◆ WHAT TO WORK ON:
Pick out the lines below that include the string "completed".

(Stored records)

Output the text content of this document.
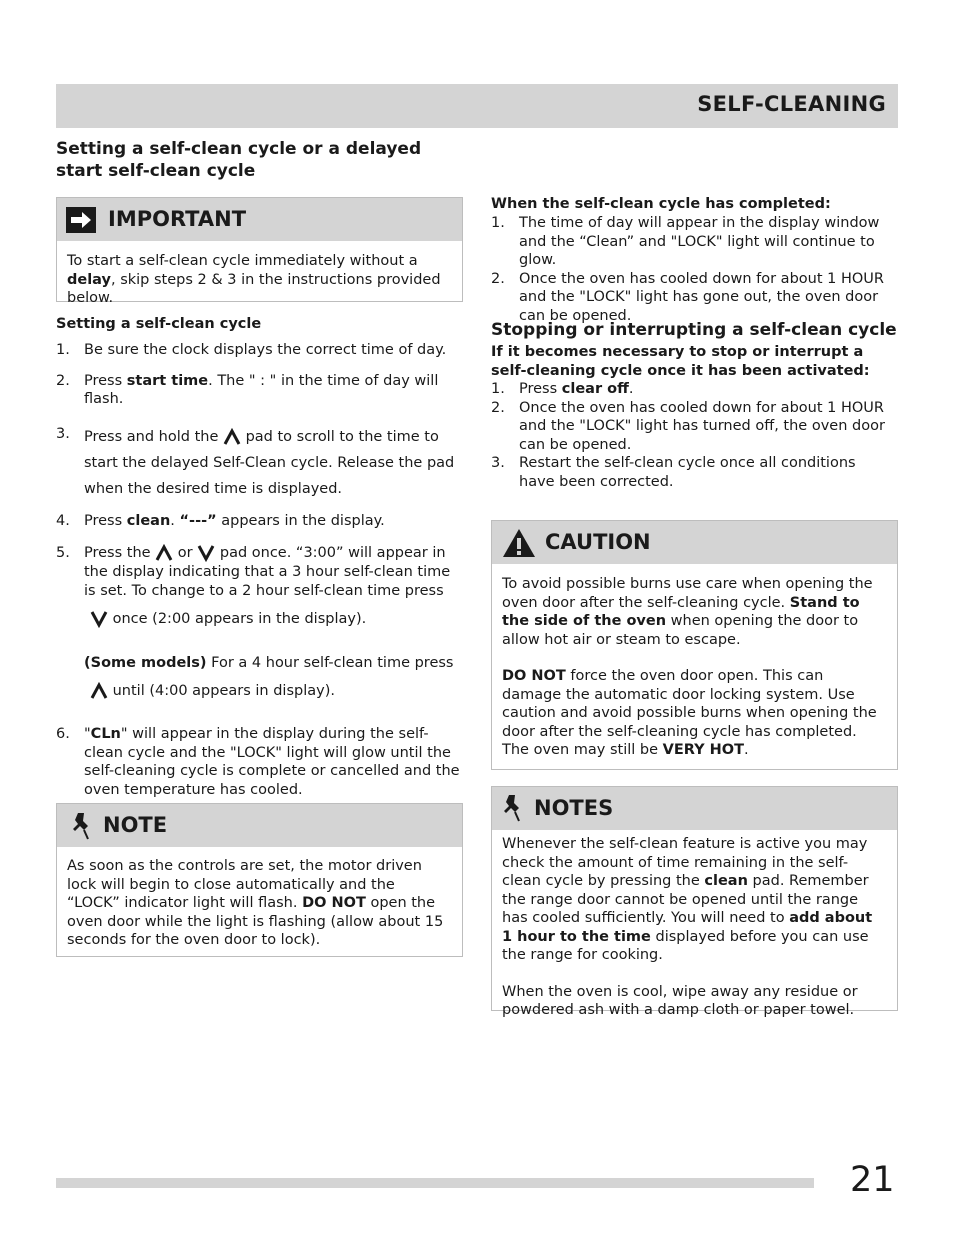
SELF-CLEANING
Setting a self-clean cycle or a delayed start self-clean cycle
IMPORTANT
To start a self-clean cycle immediately without a delay, skip steps 2 & 3 in the instructions provided below.
Setting a self-clean cycle
1. Be sure the clock displays the correct time of day.
2. Press start time. The " : " in the time of day will flash.
3. Press and hold the  pad to scroll to the time to start the delayed Self-Clean cycle. Release the pad when the desired time is displayed.
4. Press clean. “---” appears in the display.
5. Press the  or  pad once. “3:00” will appear in the display indicating that a 3 hour self-clean time is set. To change to a 2 hour self-clean time press
once (2:00 appears in the display).
(Some models) For a 4 hour self-clean time press
until (4:00 appears in display).
6. "CLn" will appear in the display during the self-clean cycle and the "LOCK" light will glow until the self-cleaning cycle is complete or cancelled and the oven temperature has cooled.
NOTE
As soon as the controls are set, the motor driven lock will begin to close automatically and the “LOCK” indicator light will flash. DO NOT open the oven door while the light is flashing (allow about 15 seconds for the oven door to lock).
When the self-clean cycle has completed:
1. The time of day will appear in the display window and the “Clean” and "LOCK" light will continue to glow.
2. Once the oven has cooled down for about 1 HOUR and the "LOCK" light has gone out, the oven door can be opened.
Stopping or interrupting a self-clean cycle
If it becomes necessary to stop or interrupt a self-cleaning cycle once it has been activated:
1. Press clear off.
2. Once the oven has cooled down for about 1 HOUR and the "LOCK" light has turned off, the oven door can be opened.
3. Restart the self-clean cycle once all conditions have been corrected.
CAUTION
To avoid possible burns use care when opening the oven door after the self-cleaning cycle. Stand to the side of the oven when opening the door to allow hot air or steam to escape.
DO NOT force the oven door open. This can damage the automatic door locking system. Use caution and avoid possible burns when opening the door after the self-cleaning cycle has completed. The oven may still be VERY HOT.
NOTES
Whenever the self-clean feature is active you may check the amount of time remaining in the self-clean cycle by pressing the clean pad. Remember the range door cannot be opened until the range has cooled sufficiently. You will need to add about 1 hour to the time displayed before you can use the range for cooking.
When the oven is cool, wipe away any residue or powdered ash with a damp cloth or paper towel.
21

◆ COMPLETE ANSWER:
When the self-clean cycle has completed:
DO NOT force the oven door open. This can damage the automatic door locking system. Use caution and avoid possible burns when opening the door after the self-cleaning cycle has completed. The oven may still be VERY HOT.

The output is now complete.